Supplied material:
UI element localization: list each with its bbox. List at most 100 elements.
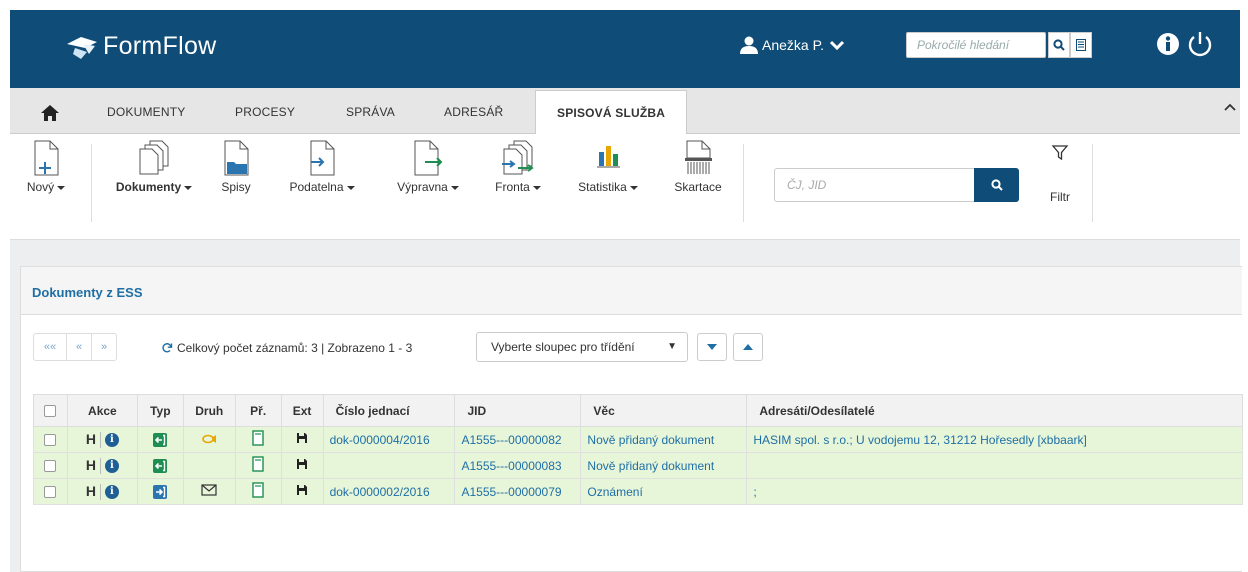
subject-cell[interactable]: Oznámení	[580, 478, 748, 505]
column-header[interactable]: Typ	[136, 394, 184, 427]
column-header[interactable]: Číslo jednací	[322, 394, 456, 427]
menu-administration[interactable]: SPRÁVA	[346, 105, 395, 119]
table-row[interactable]: Hi dok-0000004/2016 A1555---00000082 Nově p…	[33, 426, 1243, 453]
history-button[interactable]: H	[86, 483, 96, 499]
advanced-search-input[interactable]	[906, 32, 1046, 58]
attachment-cell[interactable]	[234, 426, 282, 453]
column-header[interactable]: Ext	[280, 394, 324, 427]
search-button[interactable]	[1048, 32, 1070, 58]
list-icon	[1076, 39, 1086, 51]
documents-label: Dokumenty	[115, 180, 182, 194]
search-options-button[interactable]	[1070, 32, 1092, 58]
table-row[interactable]: Hi A1555---00000083 Nově přidaný dokument	[33, 452, 1243, 479]
row-select-cell[interactable]	[33, 478, 68, 505]
select-all-checkbox[interactable]	[44, 405, 57, 418]
refresh-icon[interactable]	[161, 342, 173, 354]
row-select-cell[interactable]	[33, 426, 68, 453]
power-icon[interactable]	[1186, 30, 1214, 58]
first-page-button[interactable]: ««	[33, 333, 67, 361]
reference-number-cell[interactable]: dok-0000004/2016	[322, 426, 456, 453]
sort-ascending-button[interactable]	[733, 333, 763, 361]
reference-number-cell[interactable]: dok-0000002/2016	[322, 478, 456, 505]
dropdown-arrow-icon: ▼	[667, 341, 677, 352]
previous-page-button[interactable]: «	[66, 333, 92, 361]
sort-column-select[interactable]: Vyberte sloupec pro třídění ▼	[476, 332, 688, 362]
dispatch-button[interactable]: Výpravna	[386, 140, 470, 194]
external-cell[interactable]	[280, 452, 324, 479]
reference-search-button[interactable]	[974, 168, 1019, 202]
user-menu[interactable]: Anežka P.	[740, 36, 848, 54]
recipients-cell[interactable]: HASIM spol. s r.o.; U vodojemu 12, 31212…	[746, 426, 1243, 453]
brand-name: FormFlow	[103, 32, 217, 60]
queue-button[interactable]: Fronta	[488, 140, 548, 194]
info-icon[interactable]: i	[104, 459, 119, 474]
envelope-icon	[201, 484, 217, 496]
save-icon	[297, 459, 308, 469]
shredder-icon	[685, 140, 712, 174]
reference-number-cell[interactable]	[322, 452, 456, 479]
filter-icon	[1051, 145, 1069, 161]
sort-column-value: Vyberte sloupec pro třídění	[491, 340, 635, 354]
brand[interactable]: FormFlow	[65, 32, 217, 61]
record-count-text: Celkový počet záznamů: 3 | Zobrazeno 1 -…	[177, 341, 413, 355]
pagination: «« « »	[33, 333, 117, 361]
subject-cell[interactable]: Nově přidaný dokument	[580, 426, 748, 453]
row-checkbox[interactable]	[44, 486, 57, 499]
attachment-cell[interactable]	[234, 478, 282, 505]
kind-cell	[182, 452, 236, 479]
jid-cell[interactable]: A1555---00000079	[454, 478, 582, 505]
reference-search-input[interactable]	[774, 168, 978, 202]
jid-cell[interactable]: A1555---00000082	[454, 426, 582, 453]
column-header[interactable]: Druh	[182, 394, 236, 427]
menu-records-service[interactable]: SPISOVÁ SLUŽBA	[535, 90, 688, 135]
next-page-button[interactable]: »	[91, 333, 117, 361]
new-button[interactable]: Nový	[24, 140, 68, 194]
actions-cell: Hi	[66, 478, 138, 505]
info-icon[interactable]: i	[104, 433, 119, 448]
menu-documents[interactable]: DOKUMENTY	[107, 105, 185, 119]
recipients-cell[interactable]	[746, 452, 1243, 479]
subject-cell[interactable]: Nově přidaný dokument	[580, 452, 748, 479]
column-header[interactable]: Věc	[580, 394, 748, 427]
column-header[interactable]: JID	[454, 394, 582, 427]
menu-processes[interactable]: PROCESY	[235, 105, 295, 119]
chevron-up-icon[interactable]	[1224, 102, 1236, 112]
home-icon[interactable]	[40, 104, 60, 122]
kind-cell	[182, 478, 236, 505]
sort-descending-button[interactable]	[697, 333, 727, 361]
panel-header: Dokumenty z ESS	[21, 267, 1242, 315]
row-select-cell[interactable]	[33, 452, 68, 479]
files-button[interactable]: Spisy	[216, 140, 256, 194]
documents-button[interactable]: Dokumenty	[106, 140, 202, 194]
incoming-document-icon	[153, 458, 168, 473]
row-checkbox[interactable]	[44, 434, 57, 447]
shredding-button[interactable]: Skartace	[666, 140, 730, 194]
recipients-cell[interactable]: ;	[746, 478, 1243, 505]
queue-icon	[502, 140, 534, 175]
history-button[interactable]: H	[86, 431, 96, 447]
menu-address-book[interactable]: ADRESÁŘ	[444, 105, 503, 119]
select-all-header[interactable]	[33, 394, 68, 427]
external-cell[interactable]	[280, 478, 324, 505]
info-icon[interactable]: i	[104, 485, 119, 500]
record-count: Celkový počet záznamů: 3 | Zobrazeno 1 -…	[161, 341, 412, 355]
info-icon[interactable]	[1156, 32, 1180, 56]
column-header[interactable]: Př.	[234, 394, 282, 427]
filter-button[interactable]: Filtr	[1040, 144, 1080, 204]
save-icon	[297, 433, 308, 443]
stats-button[interactable]: Statistika	[566, 140, 650, 194]
history-button[interactable]: H	[86, 457, 96, 473]
attachment-cell[interactable]	[234, 452, 282, 479]
panel-title: Dokumenty z ESS	[32, 285, 143, 300]
table-header-row: Akce Typ Druh Př. Ext Číslo jednací JID …	[33, 394, 1243, 427]
table-row[interactable]: Hi dok-0000002/2016 A1555---00000079 Oznáme…	[33, 478, 1243, 505]
new-label: Nový	[26, 180, 55, 194]
intake-button[interactable]: Podatelna	[280, 140, 364, 194]
folder-document-icon	[224, 140, 249, 176]
jid-cell[interactable]: A1555---00000083	[454, 452, 582, 479]
row-checkbox[interactable]	[44, 460, 57, 473]
column-header[interactable]: Akce	[66, 394, 138, 427]
external-cell[interactable]	[280, 426, 324, 453]
column-header[interactable]: Adresáti/Odesílatelé	[746, 394, 1243, 427]
type-cell	[136, 452, 184, 479]
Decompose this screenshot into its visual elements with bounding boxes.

What this task involves:
Write out all of the data above word for word, leaving out the pictures.

The response:
UI element localization: list each with its bbox. List at most 100 elements.
subject-cell[interactable]: Oznámení	[580, 478, 748, 505]
column-header[interactable]: Typ	[136, 394, 184, 427]
column-header[interactable]: Číslo jednací	[322, 394, 456, 427]
menu-administration[interactable]: SPRÁVA	[346, 105, 395, 119]
table-row[interactable]: Hi dok-0000004/2016 A1555---00000082 Nově p…	[33, 426, 1243, 453]
history-button[interactable]: H	[86, 483, 96, 499]
advanced-search-input[interactable]	[906, 32, 1046, 58]
attachment-cell[interactable]	[234, 426, 282, 453]
column-header[interactable]: Ext	[280, 394, 324, 427]
search-button[interactable]	[1048, 32, 1070, 58]
list-icon	[1076, 39, 1086, 51]
documents-label: Dokumenty	[115, 180, 182, 194]
search-options-button[interactable]	[1070, 32, 1092, 58]
table-row[interactable]: Hi A1555---00000083 Nově přidaný dokument	[33, 452, 1243, 479]
row-select-cell[interactable]	[33, 478, 68, 505]
select-all-checkbox[interactable]	[44, 405, 57, 418]
refresh-icon[interactable]	[161, 342, 173, 354]
row-select-cell[interactable]	[33, 426, 68, 453]
power-icon[interactable]	[1186, 30, 1214, 58]
first-page-button[interactable]: ««	[33, 333, 67, 361]
reference-number-cell[interactable]: dok-0000004/2016	[322, 426, 456, 453]
sort-ascending-button[interactable]	[733, 333, 763, 361]
reference-number-cell[interactable]: dok-0000002/2016	[322, 478, 456, 505]
dropdown-arrow-icon: ▼	[667, 341, 677, 352]
previous-page-button[interactable]: «	[66, 333, 92, 361]
sort-column-select[interactable]: Vyberte sloupec pro třídění ▼	[476, 332, 688, 362]
dispatch-button[interactable]: Výpravna	[386, 140, 470, 194]
external-cell[interactable]	[280, 452, 324, 479]
reference-search-button[interactable]	[974, 168, 1019, 202]
user-menu[interactable]: Anežka P.	[740, 36, 848, 54]
recipients-cell[interactable]: HASIM spol. s r.o.; U vodojemu 12, 31212…	[746, 426, 1243, 453]
brand-name: FormFlow	[103, 32, 217, 60]
queue-button[interactable]: Fronta	[488, 140, 548, 194]
info-icon[interactable]: i	[104, 459, 119, 474]
envelope-icon	[201, 484, 217, 496]
save-icon	[297, 459, 308, 469]
shredder-icon	[685, 140, 712, 174]
reference-number-cell[interactable]	[322, 452, 456, 479]
filter-icon	[1051, 145, 1069, 161]
sort-column-value: Vyberte sloupec pro třídění	[491, 340, 635, 354]
brand[interactable]: FormFlow	[65, 32, 217, 61]
record-count-text: Celkový počet záznamů: 3 | Zobrazeno 1 -…	[177, 341, 413, 355]
pagination: «« « »	[33, 333, 117, 361]
subject-cell[interactable]: Nově přidaný dokument	[580, 426, 748, 453]
row-checkbox[interactable]	[44, 486, 57, 499]
attachment-cell[interactable]	[234, 478, 282, 505]
kind-cell	[182, 452, 236, 479]
jid-cell[interactable]: A1555---00000079	[454, 478, 582, 505]
reference-search-input[interactable]	[774, 168, 978, 202]
jid-cell[interactable]: A1555---00000082	[454, 426, 582, 453]
column-header[interactable]: Druh	[182, 394, 236, 427]
menu-records-service[interactable]: SPISOVÁ SLUŽBA	[535, 90, 688, 135]
next-page-button[interactable]: »	[91, 333, 117, 361]
new-button[interactable]: Nový	[24, 140, 68, 194]
actions-cell: Hi	[66, 478, 138, 505]
info-icon[interactable]: i	[104, 433, 119, 448]
menu-documents[interactable]: DOKUMENTY	[107, 105, 185, 119]
recipients-cell[interactable]	[746, 452, 1243, 479]
subject-cell[interactable]: Nově přidaný dokument	[580, 452, 748, 479]
column-header[interactable]: Věc	[580, 394, 748, 427]
column-header[interactable]: JID	[454, 394, 582, 427]
menu-processes[interactable]: PROCESY	[235, 105, 295, 119]
chevron-up-icon[interactable]	[1224, 102, 1236, 112]
home-icon[interactable]	[40, 104, 60, 122]
kind-cell	[182, 478, 236, 505]
sort-descending-button[interactable]	[697, 333, 727, 361]
panel-header: Dokumenty z ESS	[21, 267, 1242, 315]
row-select-cell[interactable]	[33, 452, 68, 479]
files-button[interactable]: Spisy	[216, 140, 256, 194]
documents-button[interactable]: Dokumenty	[106, 140, 202, 194]
incoming-document-icon	[153, 458, 168, 473]
row-checkbox[interactable]	[44, 434, 57, 447]
shredding-button[interactable]: Skartace	[666, 140, 730, 194]
recipients-cell[interactable]: ;	[746, 478, 1243, 505]
queue-icon	[502, 140, 534, 175]
history-button[interactable]: H	[86, 431, 96, 447]
menu-address-book[interactable]: ADRESÁŘ	[444, 105, 503, 119]
select-all-header[interactable]	[33, 394, 68, 427]
external-cell[interactable]	[280, 478, 324, 505]
info-icon[interactable]: i	[104, 485, 119, 500]
record-count: Celkový počet záznamů: 3 | Zobrazeno 1 -…	[161, 341, 412, 355]
info-icon[interactable]	[1156, 32, 1180, 56]
column-header[interactable]: Př.	[234, 394, 282, 427]
filter-button[interactable]: Filtr	[1040, 144, 1080, 204]
save-icon	[297, 433, 308, 443]
stats-button[interactable]: Statistika	[566, 140, 650, 194]
history-button[interactable]: H	[86, 457, 96, 473]
attachment-cell[interactable]	[234, 452, 282, 479]
panel-title: Dokumenty z ESS	[32, 285, 143, 300]
table-header-row: Akce Typ Druh Př. Ext Číslo jednací JID …	[33, 394, 1243, 427]
table-row[interactable]: Hi dok-0000002/2016 A1555---00000079 Oznáme…	[33, 478, 1243, 505]
new-label: Nový	[26, 180, 55, 194]
intake-button[interactable]: Podatelna	[280, 140, 364, 194]
folder-document-icon	[224, 140, 249, 176]
jid-cell[interactable]: A1555---00000083	[454, 452, 582, 479]
row-checkbox[interactable]	[44, 460, 57, 473]
column-header[interactable]: Akce	[66, 394, 138, 427]
external-cell[interactable]	[280, 426, 324, 453]
column-header[interactable]: Adresáti/Odesílatelé	[746, 394, 1243, 427]
type-cell	[136, 452, 184, 479]
Decompose this screenshot into its visual elements with bounding boxes.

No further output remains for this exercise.